Gather all lines in the entries that include the word "Waddewarden".

▶ WORKING DATA
[Start of section]
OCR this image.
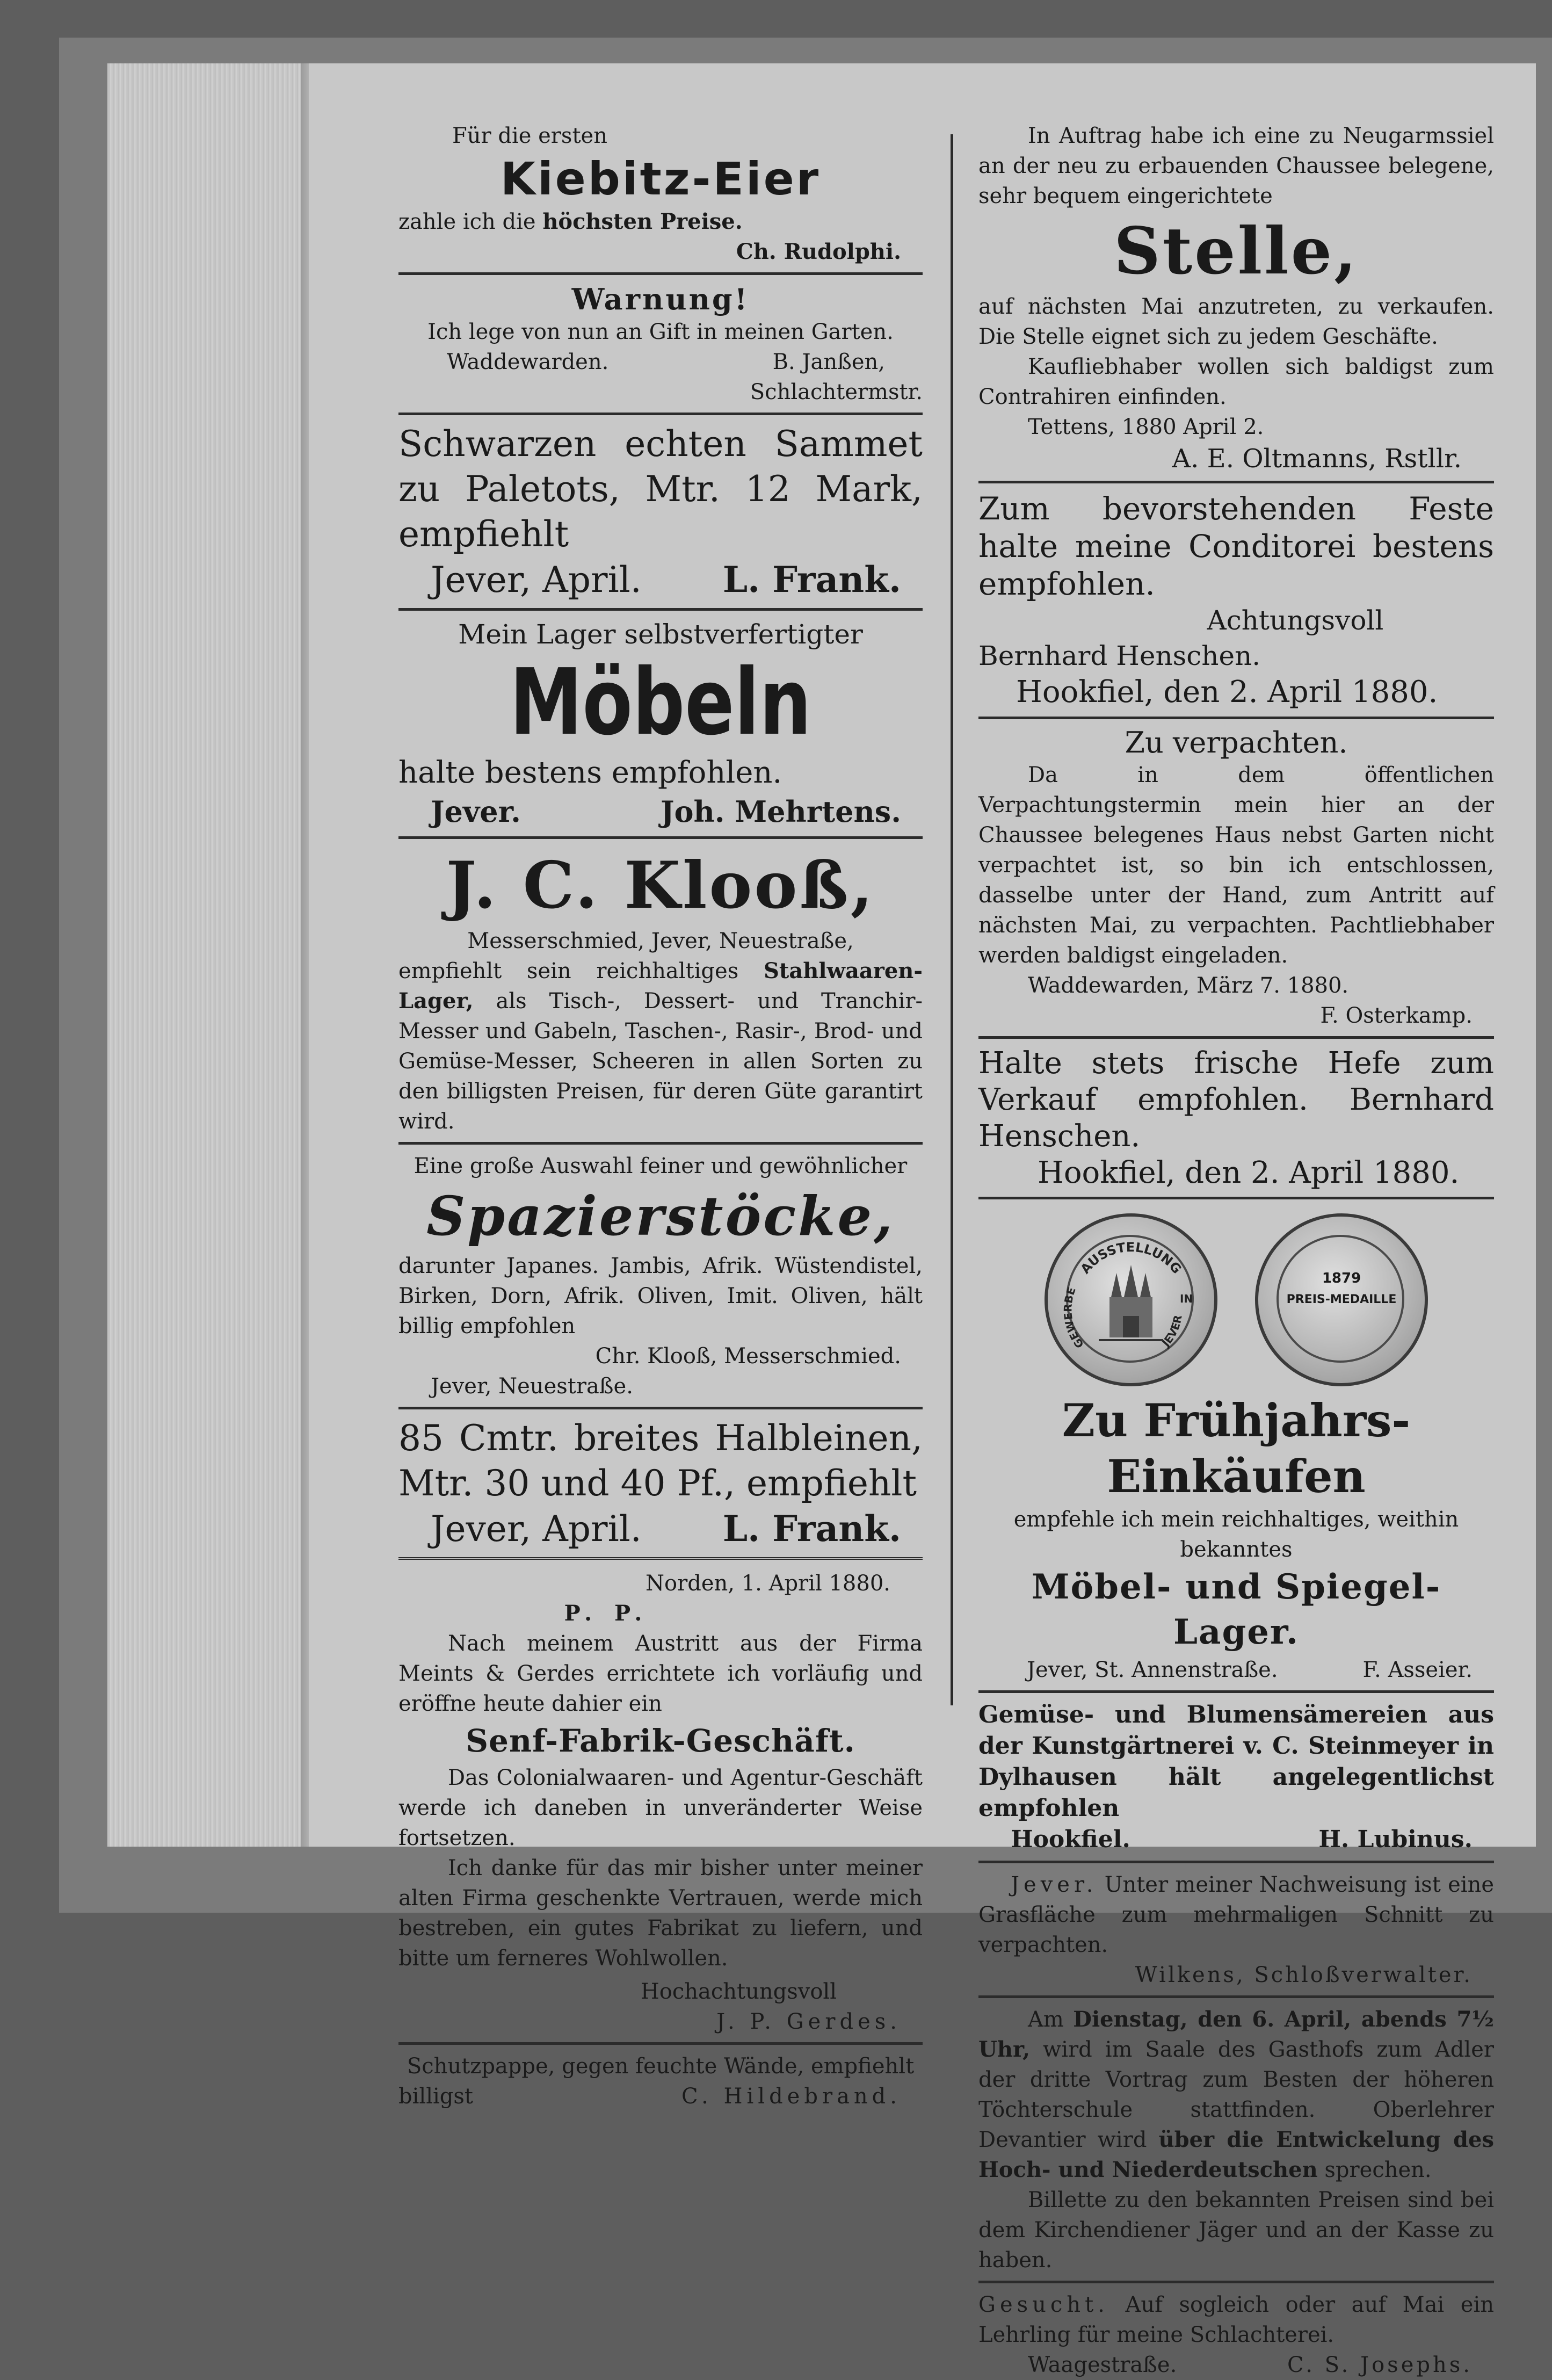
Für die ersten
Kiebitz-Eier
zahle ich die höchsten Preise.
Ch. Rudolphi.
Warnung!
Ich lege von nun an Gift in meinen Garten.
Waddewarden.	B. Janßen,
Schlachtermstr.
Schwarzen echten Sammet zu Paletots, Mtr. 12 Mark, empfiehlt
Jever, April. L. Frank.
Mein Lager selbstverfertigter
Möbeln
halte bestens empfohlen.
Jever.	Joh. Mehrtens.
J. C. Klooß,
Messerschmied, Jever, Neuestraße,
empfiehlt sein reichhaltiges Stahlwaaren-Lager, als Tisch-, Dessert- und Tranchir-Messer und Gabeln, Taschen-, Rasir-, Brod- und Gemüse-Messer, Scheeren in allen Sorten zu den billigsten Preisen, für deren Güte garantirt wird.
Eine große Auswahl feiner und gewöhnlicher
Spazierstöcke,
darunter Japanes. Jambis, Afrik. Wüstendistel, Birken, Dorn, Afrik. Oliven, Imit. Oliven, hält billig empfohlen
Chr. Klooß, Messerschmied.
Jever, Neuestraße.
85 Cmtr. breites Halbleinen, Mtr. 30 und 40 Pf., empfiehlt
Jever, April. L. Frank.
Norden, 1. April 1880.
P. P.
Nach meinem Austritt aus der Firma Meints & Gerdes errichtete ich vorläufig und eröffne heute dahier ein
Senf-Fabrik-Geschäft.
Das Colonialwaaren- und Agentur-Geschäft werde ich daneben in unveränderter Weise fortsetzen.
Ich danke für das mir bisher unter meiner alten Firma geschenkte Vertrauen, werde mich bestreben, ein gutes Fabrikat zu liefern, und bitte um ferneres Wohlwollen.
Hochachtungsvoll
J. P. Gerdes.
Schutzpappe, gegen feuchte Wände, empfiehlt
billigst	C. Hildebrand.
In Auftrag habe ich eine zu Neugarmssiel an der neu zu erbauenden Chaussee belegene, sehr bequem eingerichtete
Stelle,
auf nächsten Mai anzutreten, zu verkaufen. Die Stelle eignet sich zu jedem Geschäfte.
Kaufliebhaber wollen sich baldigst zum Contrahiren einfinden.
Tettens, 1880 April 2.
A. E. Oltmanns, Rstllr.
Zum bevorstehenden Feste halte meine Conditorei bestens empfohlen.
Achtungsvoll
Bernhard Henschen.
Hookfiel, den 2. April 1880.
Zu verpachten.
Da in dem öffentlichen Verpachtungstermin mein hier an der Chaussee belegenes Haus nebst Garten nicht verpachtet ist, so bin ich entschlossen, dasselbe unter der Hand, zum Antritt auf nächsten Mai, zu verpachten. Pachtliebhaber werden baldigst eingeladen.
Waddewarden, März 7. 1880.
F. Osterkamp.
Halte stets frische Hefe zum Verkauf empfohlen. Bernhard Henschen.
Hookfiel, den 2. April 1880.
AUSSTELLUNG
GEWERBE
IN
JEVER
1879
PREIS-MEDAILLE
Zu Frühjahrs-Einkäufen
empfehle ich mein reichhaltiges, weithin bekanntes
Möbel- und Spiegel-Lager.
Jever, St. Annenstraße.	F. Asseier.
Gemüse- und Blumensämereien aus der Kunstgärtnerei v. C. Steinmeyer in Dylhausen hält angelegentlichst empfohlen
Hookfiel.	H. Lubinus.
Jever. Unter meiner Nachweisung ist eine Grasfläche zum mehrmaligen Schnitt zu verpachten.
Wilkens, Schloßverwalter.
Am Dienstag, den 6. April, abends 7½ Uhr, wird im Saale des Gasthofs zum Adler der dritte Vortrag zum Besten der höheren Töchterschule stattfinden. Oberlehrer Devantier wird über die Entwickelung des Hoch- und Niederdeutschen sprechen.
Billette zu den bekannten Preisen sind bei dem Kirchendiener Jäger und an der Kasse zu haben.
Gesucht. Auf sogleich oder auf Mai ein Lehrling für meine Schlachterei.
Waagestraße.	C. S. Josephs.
[End of section]
[Start of section]
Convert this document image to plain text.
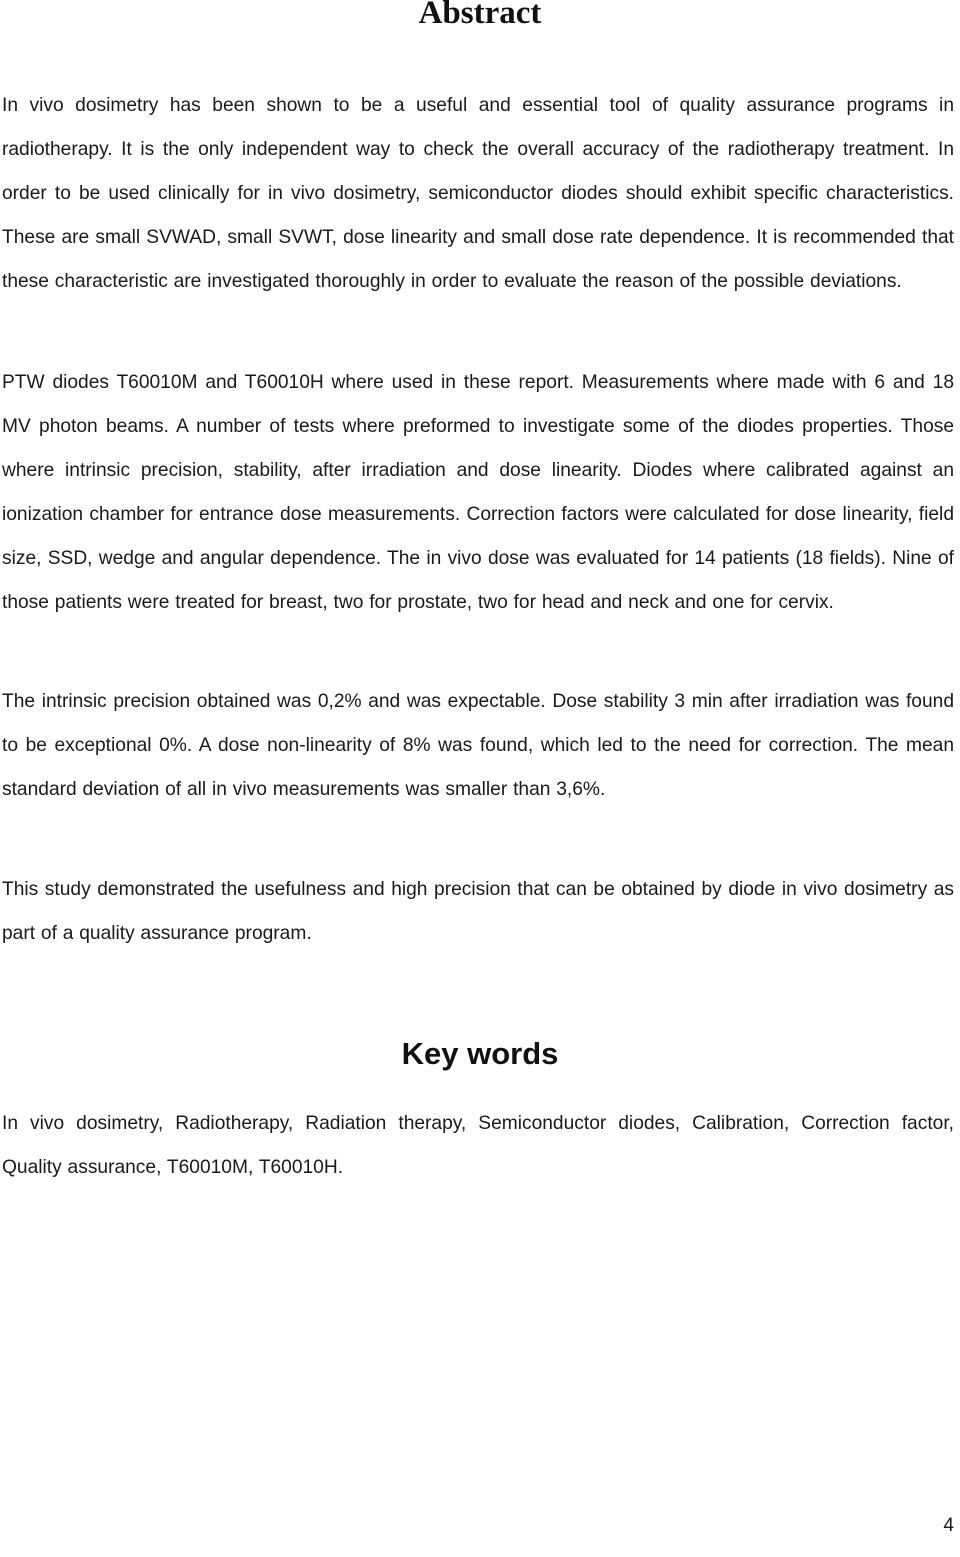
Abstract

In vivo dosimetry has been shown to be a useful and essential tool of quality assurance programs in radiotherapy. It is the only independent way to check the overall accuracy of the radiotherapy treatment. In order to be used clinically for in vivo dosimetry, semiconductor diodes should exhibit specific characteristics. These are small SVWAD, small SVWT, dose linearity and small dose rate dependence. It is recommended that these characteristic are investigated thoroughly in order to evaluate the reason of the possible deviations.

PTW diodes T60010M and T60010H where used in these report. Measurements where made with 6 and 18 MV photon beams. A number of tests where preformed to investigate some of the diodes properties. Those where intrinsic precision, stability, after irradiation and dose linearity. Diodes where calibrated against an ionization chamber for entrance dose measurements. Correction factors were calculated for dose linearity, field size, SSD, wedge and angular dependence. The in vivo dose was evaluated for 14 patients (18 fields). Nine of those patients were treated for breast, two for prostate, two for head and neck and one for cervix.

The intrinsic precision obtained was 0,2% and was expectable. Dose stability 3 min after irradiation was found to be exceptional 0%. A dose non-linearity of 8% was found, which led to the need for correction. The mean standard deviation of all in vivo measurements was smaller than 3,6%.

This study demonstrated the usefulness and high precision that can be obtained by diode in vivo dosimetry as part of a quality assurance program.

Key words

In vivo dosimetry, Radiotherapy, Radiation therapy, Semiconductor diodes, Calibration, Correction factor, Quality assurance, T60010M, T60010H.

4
[End of section]
[Start of section]
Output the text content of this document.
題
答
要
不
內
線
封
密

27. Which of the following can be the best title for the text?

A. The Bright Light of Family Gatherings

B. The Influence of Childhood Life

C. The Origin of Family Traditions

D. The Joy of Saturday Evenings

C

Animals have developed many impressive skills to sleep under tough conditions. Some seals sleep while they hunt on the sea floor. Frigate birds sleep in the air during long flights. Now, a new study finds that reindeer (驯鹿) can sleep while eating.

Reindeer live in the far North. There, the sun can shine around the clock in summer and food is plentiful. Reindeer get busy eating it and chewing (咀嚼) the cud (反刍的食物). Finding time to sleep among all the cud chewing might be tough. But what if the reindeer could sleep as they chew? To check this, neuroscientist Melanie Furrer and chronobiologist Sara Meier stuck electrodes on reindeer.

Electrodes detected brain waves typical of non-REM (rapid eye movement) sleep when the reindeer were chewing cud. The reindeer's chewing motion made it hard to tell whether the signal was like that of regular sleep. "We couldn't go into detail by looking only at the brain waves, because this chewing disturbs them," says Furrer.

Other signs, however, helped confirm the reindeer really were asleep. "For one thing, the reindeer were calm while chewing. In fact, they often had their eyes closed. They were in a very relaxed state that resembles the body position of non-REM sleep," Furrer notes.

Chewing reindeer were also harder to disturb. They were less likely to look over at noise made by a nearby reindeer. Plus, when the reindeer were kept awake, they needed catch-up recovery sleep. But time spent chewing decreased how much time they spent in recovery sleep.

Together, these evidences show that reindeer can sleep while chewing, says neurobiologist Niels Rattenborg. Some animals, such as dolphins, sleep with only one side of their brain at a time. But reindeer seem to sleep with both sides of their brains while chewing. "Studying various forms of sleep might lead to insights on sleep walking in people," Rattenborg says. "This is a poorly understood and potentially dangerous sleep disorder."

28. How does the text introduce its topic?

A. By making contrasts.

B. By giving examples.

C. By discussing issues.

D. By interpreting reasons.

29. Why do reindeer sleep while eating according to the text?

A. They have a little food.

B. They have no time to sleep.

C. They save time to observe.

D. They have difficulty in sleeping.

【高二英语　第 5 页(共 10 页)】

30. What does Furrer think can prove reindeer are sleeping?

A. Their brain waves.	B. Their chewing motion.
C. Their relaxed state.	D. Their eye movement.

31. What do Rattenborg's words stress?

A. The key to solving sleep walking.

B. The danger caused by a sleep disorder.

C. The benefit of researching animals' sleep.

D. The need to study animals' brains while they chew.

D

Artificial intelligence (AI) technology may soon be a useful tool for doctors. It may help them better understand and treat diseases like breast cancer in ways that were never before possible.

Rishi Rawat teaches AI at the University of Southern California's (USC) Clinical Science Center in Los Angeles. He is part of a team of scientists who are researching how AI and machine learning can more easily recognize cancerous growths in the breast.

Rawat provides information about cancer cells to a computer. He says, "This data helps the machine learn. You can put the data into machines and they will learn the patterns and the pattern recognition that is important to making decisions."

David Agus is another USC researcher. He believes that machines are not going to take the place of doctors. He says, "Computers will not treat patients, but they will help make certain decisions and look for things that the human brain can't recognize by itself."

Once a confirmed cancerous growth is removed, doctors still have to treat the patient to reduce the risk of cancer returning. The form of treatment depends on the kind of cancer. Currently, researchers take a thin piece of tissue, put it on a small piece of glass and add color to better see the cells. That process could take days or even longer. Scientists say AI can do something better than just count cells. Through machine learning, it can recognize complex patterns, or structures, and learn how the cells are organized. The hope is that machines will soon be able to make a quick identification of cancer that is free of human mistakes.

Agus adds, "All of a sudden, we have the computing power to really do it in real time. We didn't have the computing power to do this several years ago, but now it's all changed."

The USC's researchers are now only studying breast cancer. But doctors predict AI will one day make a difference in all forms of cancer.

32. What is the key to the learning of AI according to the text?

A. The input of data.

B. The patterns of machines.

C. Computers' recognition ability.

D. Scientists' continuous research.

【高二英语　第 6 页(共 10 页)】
[End of section]
▶ EXERCISE SOLUTION
Waddewarden.	B. Janßen,
Waddewarden, März 7. 1880.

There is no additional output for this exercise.